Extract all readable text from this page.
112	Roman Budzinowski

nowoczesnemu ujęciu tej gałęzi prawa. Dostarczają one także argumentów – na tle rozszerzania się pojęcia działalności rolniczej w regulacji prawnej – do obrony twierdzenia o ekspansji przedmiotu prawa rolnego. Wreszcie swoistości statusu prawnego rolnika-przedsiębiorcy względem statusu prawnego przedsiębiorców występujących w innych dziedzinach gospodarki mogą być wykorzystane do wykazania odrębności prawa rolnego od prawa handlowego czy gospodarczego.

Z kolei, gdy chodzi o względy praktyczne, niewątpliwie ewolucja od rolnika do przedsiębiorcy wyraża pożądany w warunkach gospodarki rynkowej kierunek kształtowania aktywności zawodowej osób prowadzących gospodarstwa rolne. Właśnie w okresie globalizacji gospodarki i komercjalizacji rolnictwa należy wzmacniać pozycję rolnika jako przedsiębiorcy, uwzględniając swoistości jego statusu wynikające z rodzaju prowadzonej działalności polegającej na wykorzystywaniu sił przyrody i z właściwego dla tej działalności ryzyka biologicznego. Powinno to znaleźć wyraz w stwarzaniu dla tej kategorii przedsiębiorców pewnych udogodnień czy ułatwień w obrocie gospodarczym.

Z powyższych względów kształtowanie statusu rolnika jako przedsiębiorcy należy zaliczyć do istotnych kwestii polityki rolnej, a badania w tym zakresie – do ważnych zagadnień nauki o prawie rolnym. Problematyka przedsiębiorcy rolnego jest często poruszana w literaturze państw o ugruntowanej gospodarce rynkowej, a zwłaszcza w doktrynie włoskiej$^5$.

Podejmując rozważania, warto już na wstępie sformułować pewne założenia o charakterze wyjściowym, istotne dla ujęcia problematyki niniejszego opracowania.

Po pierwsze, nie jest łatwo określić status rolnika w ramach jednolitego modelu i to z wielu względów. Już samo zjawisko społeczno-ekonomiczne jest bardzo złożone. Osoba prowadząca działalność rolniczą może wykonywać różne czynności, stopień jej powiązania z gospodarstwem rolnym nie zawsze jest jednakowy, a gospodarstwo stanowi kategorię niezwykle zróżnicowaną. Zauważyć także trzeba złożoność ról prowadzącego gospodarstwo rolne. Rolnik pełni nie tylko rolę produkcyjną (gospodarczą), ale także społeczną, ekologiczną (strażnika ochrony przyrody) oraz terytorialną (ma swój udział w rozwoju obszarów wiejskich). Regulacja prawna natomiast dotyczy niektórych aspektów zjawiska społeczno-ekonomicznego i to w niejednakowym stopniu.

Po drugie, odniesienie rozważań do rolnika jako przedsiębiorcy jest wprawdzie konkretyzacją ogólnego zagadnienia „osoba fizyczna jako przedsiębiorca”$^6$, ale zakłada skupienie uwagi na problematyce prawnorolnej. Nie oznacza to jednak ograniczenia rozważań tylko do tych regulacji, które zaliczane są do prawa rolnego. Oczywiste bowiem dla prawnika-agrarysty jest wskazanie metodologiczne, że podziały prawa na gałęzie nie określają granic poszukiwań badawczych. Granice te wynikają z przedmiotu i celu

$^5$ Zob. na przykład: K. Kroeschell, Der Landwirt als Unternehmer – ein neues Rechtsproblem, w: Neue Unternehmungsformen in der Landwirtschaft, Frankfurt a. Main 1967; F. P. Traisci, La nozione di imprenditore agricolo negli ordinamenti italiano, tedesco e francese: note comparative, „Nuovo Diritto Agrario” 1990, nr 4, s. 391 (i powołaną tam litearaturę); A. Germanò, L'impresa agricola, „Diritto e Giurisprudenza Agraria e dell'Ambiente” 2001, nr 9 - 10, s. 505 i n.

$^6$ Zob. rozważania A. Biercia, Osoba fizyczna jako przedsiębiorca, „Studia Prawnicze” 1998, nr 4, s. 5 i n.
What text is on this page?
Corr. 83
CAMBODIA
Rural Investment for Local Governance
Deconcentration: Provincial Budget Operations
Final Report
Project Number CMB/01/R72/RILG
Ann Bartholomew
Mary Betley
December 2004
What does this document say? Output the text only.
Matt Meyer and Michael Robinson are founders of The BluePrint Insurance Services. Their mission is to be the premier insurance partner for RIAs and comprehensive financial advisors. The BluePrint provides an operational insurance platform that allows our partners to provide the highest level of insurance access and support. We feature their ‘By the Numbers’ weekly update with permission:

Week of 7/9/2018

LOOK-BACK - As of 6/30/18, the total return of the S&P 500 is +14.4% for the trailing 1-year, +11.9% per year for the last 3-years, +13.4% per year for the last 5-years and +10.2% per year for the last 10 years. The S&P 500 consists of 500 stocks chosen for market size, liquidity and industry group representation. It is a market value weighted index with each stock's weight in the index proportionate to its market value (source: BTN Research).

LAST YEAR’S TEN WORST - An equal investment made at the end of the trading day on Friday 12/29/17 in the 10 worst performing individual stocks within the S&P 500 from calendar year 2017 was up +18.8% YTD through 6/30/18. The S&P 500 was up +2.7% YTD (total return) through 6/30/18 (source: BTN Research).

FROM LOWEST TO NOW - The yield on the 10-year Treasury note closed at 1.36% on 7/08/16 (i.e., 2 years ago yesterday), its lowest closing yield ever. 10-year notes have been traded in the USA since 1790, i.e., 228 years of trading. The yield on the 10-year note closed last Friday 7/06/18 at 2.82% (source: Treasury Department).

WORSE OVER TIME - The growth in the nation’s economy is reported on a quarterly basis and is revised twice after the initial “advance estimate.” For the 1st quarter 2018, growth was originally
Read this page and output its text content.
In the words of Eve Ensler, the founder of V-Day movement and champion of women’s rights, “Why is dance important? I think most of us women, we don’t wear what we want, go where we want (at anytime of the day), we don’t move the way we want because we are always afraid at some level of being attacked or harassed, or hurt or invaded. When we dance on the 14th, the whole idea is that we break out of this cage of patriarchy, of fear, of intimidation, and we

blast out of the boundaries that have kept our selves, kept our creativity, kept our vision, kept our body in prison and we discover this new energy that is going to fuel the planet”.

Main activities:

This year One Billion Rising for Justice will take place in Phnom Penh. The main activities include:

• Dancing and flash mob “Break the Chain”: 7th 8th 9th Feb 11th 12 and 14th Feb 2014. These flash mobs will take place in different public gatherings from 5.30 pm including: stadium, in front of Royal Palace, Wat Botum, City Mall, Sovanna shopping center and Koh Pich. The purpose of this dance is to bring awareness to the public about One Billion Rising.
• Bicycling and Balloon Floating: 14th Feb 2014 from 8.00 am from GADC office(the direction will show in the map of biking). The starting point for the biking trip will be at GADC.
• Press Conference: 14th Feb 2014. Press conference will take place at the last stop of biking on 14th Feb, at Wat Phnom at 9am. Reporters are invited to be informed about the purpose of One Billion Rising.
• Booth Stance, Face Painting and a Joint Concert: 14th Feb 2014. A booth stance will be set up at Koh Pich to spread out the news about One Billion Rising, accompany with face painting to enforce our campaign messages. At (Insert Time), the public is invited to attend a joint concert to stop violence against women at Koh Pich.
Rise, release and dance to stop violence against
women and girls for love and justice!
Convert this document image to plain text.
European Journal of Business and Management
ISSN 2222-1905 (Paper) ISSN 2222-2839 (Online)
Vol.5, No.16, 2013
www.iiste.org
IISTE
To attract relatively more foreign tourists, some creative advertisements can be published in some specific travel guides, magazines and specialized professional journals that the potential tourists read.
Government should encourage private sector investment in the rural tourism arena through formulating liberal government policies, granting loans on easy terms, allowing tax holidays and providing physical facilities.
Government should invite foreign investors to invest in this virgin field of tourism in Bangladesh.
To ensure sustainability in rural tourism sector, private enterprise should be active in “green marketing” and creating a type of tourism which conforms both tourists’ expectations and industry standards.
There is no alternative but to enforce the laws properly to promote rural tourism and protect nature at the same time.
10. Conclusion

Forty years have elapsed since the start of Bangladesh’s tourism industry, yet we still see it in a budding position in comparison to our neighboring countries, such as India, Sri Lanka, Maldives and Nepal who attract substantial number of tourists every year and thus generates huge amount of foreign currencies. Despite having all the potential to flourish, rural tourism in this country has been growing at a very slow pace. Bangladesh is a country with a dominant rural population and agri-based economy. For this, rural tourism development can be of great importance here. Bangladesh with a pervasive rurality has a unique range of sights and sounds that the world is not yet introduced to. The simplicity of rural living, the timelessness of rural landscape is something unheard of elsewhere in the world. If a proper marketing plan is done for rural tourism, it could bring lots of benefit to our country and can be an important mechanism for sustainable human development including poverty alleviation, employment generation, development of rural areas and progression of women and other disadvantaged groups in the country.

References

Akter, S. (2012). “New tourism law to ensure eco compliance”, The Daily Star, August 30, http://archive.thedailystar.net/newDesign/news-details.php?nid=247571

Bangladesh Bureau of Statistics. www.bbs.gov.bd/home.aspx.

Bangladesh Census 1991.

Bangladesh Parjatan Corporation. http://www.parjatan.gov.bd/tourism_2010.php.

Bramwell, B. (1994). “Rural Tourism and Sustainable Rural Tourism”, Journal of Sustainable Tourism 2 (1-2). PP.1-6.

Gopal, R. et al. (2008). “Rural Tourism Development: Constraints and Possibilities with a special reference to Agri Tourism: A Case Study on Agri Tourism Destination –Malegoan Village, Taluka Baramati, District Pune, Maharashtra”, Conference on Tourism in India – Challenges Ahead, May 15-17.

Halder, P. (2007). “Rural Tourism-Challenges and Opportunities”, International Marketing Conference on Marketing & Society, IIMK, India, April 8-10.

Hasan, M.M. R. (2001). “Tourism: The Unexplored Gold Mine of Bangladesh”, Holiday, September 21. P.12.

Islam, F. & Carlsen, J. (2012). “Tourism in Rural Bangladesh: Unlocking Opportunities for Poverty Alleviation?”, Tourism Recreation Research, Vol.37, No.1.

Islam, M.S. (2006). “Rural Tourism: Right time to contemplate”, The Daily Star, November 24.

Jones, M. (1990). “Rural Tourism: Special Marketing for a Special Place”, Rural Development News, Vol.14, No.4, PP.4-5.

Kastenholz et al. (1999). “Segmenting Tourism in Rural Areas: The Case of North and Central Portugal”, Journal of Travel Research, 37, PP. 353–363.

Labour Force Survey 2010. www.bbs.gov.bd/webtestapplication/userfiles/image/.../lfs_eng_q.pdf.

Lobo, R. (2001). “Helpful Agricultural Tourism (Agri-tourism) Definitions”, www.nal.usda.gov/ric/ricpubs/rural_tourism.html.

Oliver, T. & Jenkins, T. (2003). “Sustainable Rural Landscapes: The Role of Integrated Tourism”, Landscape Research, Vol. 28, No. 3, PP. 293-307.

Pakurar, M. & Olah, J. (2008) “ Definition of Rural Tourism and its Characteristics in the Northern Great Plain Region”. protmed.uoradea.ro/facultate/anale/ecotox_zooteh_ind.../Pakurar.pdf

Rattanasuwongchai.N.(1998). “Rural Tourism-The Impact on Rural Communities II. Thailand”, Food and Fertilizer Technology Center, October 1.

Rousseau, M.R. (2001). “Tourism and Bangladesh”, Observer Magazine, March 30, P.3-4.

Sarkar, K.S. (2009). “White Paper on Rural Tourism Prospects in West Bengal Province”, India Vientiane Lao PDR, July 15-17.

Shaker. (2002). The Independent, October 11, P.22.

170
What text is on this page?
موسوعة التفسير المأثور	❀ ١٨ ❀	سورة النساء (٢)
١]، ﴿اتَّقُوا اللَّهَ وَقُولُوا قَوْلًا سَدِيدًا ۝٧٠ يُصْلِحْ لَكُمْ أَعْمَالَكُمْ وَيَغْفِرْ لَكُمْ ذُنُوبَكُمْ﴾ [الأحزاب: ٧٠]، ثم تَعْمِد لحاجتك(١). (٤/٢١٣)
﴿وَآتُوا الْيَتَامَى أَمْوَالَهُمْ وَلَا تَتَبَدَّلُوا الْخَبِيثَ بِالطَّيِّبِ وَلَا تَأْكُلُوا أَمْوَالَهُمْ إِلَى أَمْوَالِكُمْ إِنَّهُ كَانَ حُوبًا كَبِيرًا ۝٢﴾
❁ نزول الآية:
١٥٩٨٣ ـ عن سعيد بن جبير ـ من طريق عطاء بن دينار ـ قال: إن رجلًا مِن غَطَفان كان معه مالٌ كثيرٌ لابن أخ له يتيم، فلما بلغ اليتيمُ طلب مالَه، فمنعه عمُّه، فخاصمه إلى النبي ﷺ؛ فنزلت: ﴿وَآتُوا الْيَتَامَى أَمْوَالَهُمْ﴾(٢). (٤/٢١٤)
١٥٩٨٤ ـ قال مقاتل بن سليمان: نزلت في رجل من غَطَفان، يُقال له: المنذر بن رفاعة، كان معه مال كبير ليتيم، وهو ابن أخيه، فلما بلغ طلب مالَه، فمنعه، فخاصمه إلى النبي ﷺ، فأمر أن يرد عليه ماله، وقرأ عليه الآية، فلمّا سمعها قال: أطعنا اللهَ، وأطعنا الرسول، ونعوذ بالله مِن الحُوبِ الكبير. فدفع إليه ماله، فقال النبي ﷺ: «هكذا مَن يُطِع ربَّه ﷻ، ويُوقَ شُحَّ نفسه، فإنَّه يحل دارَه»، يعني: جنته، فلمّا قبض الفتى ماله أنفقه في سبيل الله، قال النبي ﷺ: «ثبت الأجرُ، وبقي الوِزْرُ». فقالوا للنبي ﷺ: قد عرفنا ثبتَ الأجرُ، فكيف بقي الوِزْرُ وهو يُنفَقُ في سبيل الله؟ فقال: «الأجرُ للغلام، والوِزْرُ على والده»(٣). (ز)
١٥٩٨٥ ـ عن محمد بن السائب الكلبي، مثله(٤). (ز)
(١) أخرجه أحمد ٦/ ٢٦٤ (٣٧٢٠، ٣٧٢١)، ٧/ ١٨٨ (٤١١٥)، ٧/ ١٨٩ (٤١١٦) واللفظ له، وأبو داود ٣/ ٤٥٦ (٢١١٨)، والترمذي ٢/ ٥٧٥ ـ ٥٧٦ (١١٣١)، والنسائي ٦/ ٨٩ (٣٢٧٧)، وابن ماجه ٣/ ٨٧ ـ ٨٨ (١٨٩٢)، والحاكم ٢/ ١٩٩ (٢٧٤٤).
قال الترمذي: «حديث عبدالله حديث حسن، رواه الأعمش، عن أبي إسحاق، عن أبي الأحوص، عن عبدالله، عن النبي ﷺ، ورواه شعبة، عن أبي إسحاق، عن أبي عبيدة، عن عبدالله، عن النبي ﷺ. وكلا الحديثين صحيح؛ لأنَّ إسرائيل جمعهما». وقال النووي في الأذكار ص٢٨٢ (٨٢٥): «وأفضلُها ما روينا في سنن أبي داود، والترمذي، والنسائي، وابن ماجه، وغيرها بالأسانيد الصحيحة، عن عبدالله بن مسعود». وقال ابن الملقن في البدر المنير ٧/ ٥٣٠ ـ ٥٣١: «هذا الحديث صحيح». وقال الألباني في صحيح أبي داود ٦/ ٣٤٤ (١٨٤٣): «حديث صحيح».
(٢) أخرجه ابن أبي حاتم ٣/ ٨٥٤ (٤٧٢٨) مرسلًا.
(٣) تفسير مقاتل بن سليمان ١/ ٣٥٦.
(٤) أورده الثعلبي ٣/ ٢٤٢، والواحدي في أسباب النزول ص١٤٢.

____

**Task directions**
For each line in the data above that contains the string "October", extract the line.

**Written response**
Rattanasuwongchai.N.(1998). “Rural Tourism-The Impact on Rural Communities II. Thailand”, Food and Fertilizer Technology Center, October 1.
Shaker. (2002). The Independent, October 11, P.22.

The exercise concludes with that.